> _Given task_:
Rewrite all of the items below with "colorbar-segment" changed to "legend-segment" everywhere it appears, keeping everything else the same. Omit the pictures.

** start of Material for this task **

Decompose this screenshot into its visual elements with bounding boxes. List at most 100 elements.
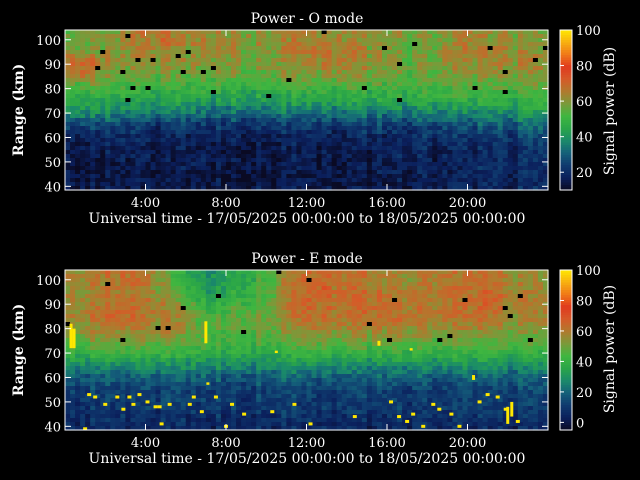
heatmap-cell xyxy=(472,138,479,143)
heatmap-cell xyxy=(301,118,308,123)
heatmap-cell xyxy=(376,146,383,151)
colorbar-segment xyxy=(560,187,572,191)
heatmap-cell xyxy=(366,170,373,175)
heatmap-cell xyxy=(220,182,227,187)
heatmap-cell xyxy=(442,102,448,107)
heatmap-cell xyxy=(251,86,257,91)
heatmap-cell xyxy=(175,338,182,343)
heatmap-cell xyxy=(95,94,101,99)
heatmap-cell xyxy=(276,174,282,179)
heatmap-cell xyxy=(502,174,509,179)
heatmap-cell xyxy=(165,322,172,327)
heatmap-cell xyxy=(190,90,197,95)
heatmap-cell xyxy=(497,98,504,103)
heatmap-cell xyxy=(507,186,514,191)
heatmap-cell xyxy=(160,126,167,131)
heatmap-cell xyxy=(311,146,318,151)
heatmap-cell xyxy=(387,58,393,63)
heatmap-cell xyxy=(130,298,137,303)
heatmap-cell xyxy=(351,150,358,155)
heatmap-cell xyxy=(90,342,96,347)
heatmap-cell xyxy=(276,134,282,139)
heatmap-cell xyxy=(502,86,509,91)
heatmap-cell xyxy=(512,174,519,179)
heatmap-cell xyxy=(507,162,514,167)
heatmap-cell xyxy=(150,358,157,363)
heatmap-cell xyxy=(472,34,479,39)
heatmap-cell xyxy=(165,306,172,311)
heatmap-cell xyxy=(190,354,197,359)
heatmap-cell xyxy=(150,310,157,315)
heatmap-cell xyxy=(371,82,378,87)
heatmap-cell xyxy=(120,310,126,315)
heatmap-cell xyxy=(472,130,479,135)
heatmap-cell xyxy=(492,106,499,111)
heatmap-cell xyxy=(110,394,116,399)
heatmap-cell xyxy=(457,82,464,87)
heatmap-cell xyxy=(190,50,197,55)
heatmap-cell xyxy=(105,122,111,127)
heatmap-cell xyxy=(366,110,373,115)
heatmap-cell xyxy=(542,38,549,43)
heatmap-cell xyxy=(356,154,363,159)
heatmap-cell xyxy=(215,38,222,43)
heatmap-cell xyxy=(271,30,277,35)
heatmap-cell xyxy=(452,114,459,119)
heatmap-cell xyxy=(125,166,132,171)
heatmap-cell xyxy=(215,30,222,35)
heatmap-cell xyxy=(130,326,137,331)
heatmap-cell xyxy=(527,174,534,179)
heatmap-cell xyxy=(150,322,157,327)
heatmap-cell xyxy=(165,42,172,47)
heatmap-cell xyxy=(276,118,282,123)
heatmap-cell xyxy=(487,74,494,79)
heatmap-cell xyxy=(432,138,438,143)
heatmap-cell xyxy=(200,178,207,183)
heatmap-cell xyxy=(130,58,137,63)
heatmap-cell xyxy=(276,126,282,131)
heatmap-cell xyxy=(336,90,343,95)
heatmap-cell xyxy=(65,410,71,415)
heatmap-cell xyxy=(215,34,222,39)
heatmap-cell xyxy=(85,274,91,279)
heatmap-cell xyxy=(120,126,126,131)
heatmap-cell xyxy=(175,310,182,315)
heatmap-cell xyxy=(271,106,277,111)
heatmap-cell xyxy=(492,98,499,103)
heatmap-cell xyxy=(175,74,182,79)
heatmap-cell xyxy=(100,342,106,347)
heatmap-cell xyxy=(130,134,137,139)
heatmap-cell xyxy=(507,102,514,107)
colorbar-segment xyxy=(560,120,572,124)
heatmap-cell xyxy=(75,30,81,35)
heatmap-cell xyxy=(532,130,539,135)
heatmap-cell xyxy=(180,274,187,279)
heatmap-cell xyxy=(402,50,408,55)
heatmap-cell xyxy=(90,326,96,331)
heatmap-cell xyxy=(220,114,227,119)
heatmap-cell xyxy=(100,186,106,191)
heatmap-cell xyxy=(241,186,247,191)
heatmap-cell xyxy=(170,338,177,343)
heatmap-cell xyxy=(412,130,418,135)
heatmap-cell xyxy=(180,410,187,415)
heatmap-cell xyxy=(125,366,132,371)
colorbar-segment xyxy=(560,97,572,101)
heatmap-cell xyxy=(120,294,126,299)
heatmap-cell xyxy=(205,34,212,39)
heatmap-cell xyxy=(427,46,433,51)
heatmap-cell xyxy=(105,30,111,35)
heatmap-cell xyxy=(85,82,91,87)
heatmap-cell xyxy=(542,106,549,111)
heatmap-cell xyxy=(115,382,121,387)
heatmap-cell xyxy=(75,54,81,59)
heatmap-cell xyxy=(397,106,403,111)
heatmap-cell xyxy=(110,58,116,63)
heatmap-cell xyxy=(145,70,152,75)
colorbar-segment xyxy=(560,75,572,79)
heatmap-cell xyxy=(165,90,172,95)
heatmap-cell xyxy=(376,154,383,159)
heatmap-cell xyxy=(70,314,76,319)
heatmap-cell xyxy=(392,102,398,107)
heatmap-cell xyxy=(125,66,132,71)
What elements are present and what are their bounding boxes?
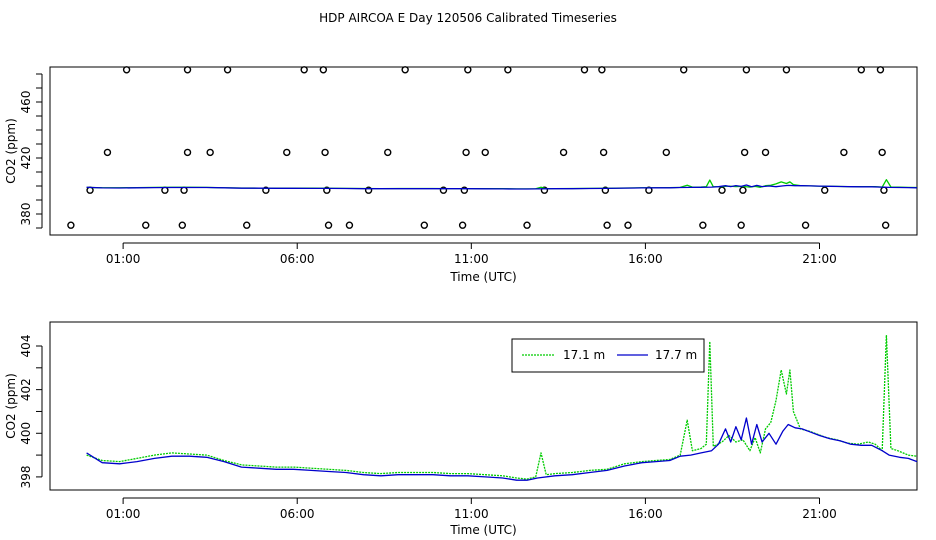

** end of Material for this task **

> _Result of this task_:
Decompose this screenshot into its visual elements with bounding boxes. List at most 100 elements.
heatmap-cell xyxy=(472,138,479,143)
heatmap-cell xyxy=(301,118,308,123)
heatmap-cell xyxy=(376,146,383,151)
legend-segment xyxy=(560,187,572,191)
heatmap-cell xyxy=(366,170,373,175)
heatmap-cell xyxy=(220,182,227,187)
heatmap-cell xyxy=(442,102,448,107)
heatmap-cell xyxy=(251,86,257,91)
heatmap-cell xyxy=(175,338,182,343)
heatmap-cell xyxy=(95,94,101,99)
heatmap-cell xyxy=(276,174,282,179)
heatmap-cell xyxy=(502,174,509,179)
heatmap-cell xyxy=(165,322,172,327)
heatmap-cell xyxy=(190,90,197,95)
heatmap-cell xyxy=(497,98,504,103)
heatmap-cell xyxy=(507,186,514,191)
heatmap-cell xyxy=(160,126,167,131)
heatmap-cell xyxy=(311,146,318,151)
heatmap-cell xyxy=(387,58,393,63)
heatmap-cell xyxy=(130,298,137,303)
heatmap-cell xyxy=(351,150,358,155)
heatmap-cell xyxy=(90,342,96,347)
heatmap-cell xyxy=(276,134,282,139)
heatmap-cell xyxy=(502,86,509,91)
heatmap-cell xyxy=(512,174,519,179)
heatmap-cell xyxy=(507,162,514,167)
heatmap-cell xyxy=(150,358,157,363)
heatmap-cell xyxy=(472,34,479,39)
heatmap-cell xyxy=(165,306,172,311)
heatmap-cell xyxy=(190,354,197,359)
heatmap-cell xyxy=(150,310,157,315)
heatmap-cell xyxy=(371,82,378,87)
heatmap-cell xyxy=(120,310,126,315)
heatmap-cell xyxy=(472,130,479,135)
heatmap-cell xyxy=(492,106,499,111)
heatmap-cell xyxy=(110,394,116,399)
heatmap-cell xyxy=(457,82,464,87)
heatmap-cell xyxy=(190,50,197,55)
heatmap-cell xyxy=(105,122,111,127)
heatmap-cell xyxy=(366,110,373,115)
heatmap-cell xyxy=(542,38,549,43)
heatmap-cell xyxy=(356,154,363,159)
heatmap-cell xyxy=(215,38,222,43)
heatmap-cell xyxy=(271,30,277,35)
heatmap-cell xyxy=(452,114,459,119)
heatmap-cell xyxy=(125,166,132,171)
heatmap-cell xyxy=(215,30,222,35)
heatmap-cell xyxy=(130,326,137,331)
heatmap-cell xyxy=(527,174,534,179)
heatmap-cell xyxy=(150,322,157,327)
heatmap-cell xyxy=(165,42,172,47)
heatmap-cell xyxy=(276,118,282,123)
heatmap-cell xyxy=(487,74,494,79)
heatmap-cell xyxy=(432,138,438,143)
heatmap-cell xyxy=(200,178,207,183)
heatmap-cell xyxy=(130,58,137,63)
heatmap-cell xyxy=(276,126,282,131)
heatmap-cell xyxy=(336,90,343,95)
heatmap-cell xyxy=(65,410,71,415)
heatmap-cell xyxy=(215,34,222,39)
heatmap-cell xyxy=(85,274,91,279)
heatmap-cell xyxy=(120,126,126,131)
heatmap-cell xyxy=(175,310,182,315)
heatmap-cell xyxy=(271,106,277,111)
heatmap-cell xyxy=(492,98,499,103)
heatmap-cell xyxy=(175,74,182,79)
heatmap-cell xyxy=(100,342,106,347)
heatmap-cell xyxy=(130,134,137,139)
heatmap-cell xyxy=(507,102,514,107)
legend-segment xyxy=(560,120,572,124)
heatmap-cell xyxy=(75,30,81,35)
heatmap-cell xyxy=(532,130,539,135)
heatmap-cell xyxy=(180,274,187,279)
heatmap-cell xyxy=(402,50,408,55)
heatmap-cell xyxy=(90,326,96,331)
heatmap-cell xyxy=(220,114,227,119)
heatmap-cell xyxy=(100,186,106,191)
heatmap-cell xyxy=(241,186,247,191)
heatmap-cell xyxy=(170,338,177,343)
heatmap-cell xyxy=(412,130,418,135)
heatmap-cell xyxy=(180,410,187,415)
heatmap-cell xyxy=(125,366,132,371)
legend-segment xyxy=(560,97,572,101)
heatmap-cell xyxy=(120,294,126,299)
heatmap-cell xyxy=(205,34,212,39)
heatmap-cell xyxy=(427,46,433,51)
heatmap-cell xyxy=(105,30,111,35)
heatmap-cell xyxy=(85,82,91,87)
heatmap-cell xyxy=(542,106,549,111)
heatmap-cell xyxy=(115,382,121,387)
heatmap-cell xyxy=(75,54,81,59)
heatmap-cell xyxy=(397,106,403,111)
heatmap-cell xyxy=(110,58,116,63)
heatmap-cell xyxy=(145,70,152,75)
legend-segment xyxy=(560,75,572,79)
heatmap-cell xyxy=(165,90,172,95)
heatmap-cell xyxy=(376,154,383,159)
heatmap-cell xyxy=(70,314,76,319)
heatmap-cell xyxy=(392,102,398,107)
heatmap-cell xyxy=(125,66,132,71)
What elements are present and what are their bounding boxes?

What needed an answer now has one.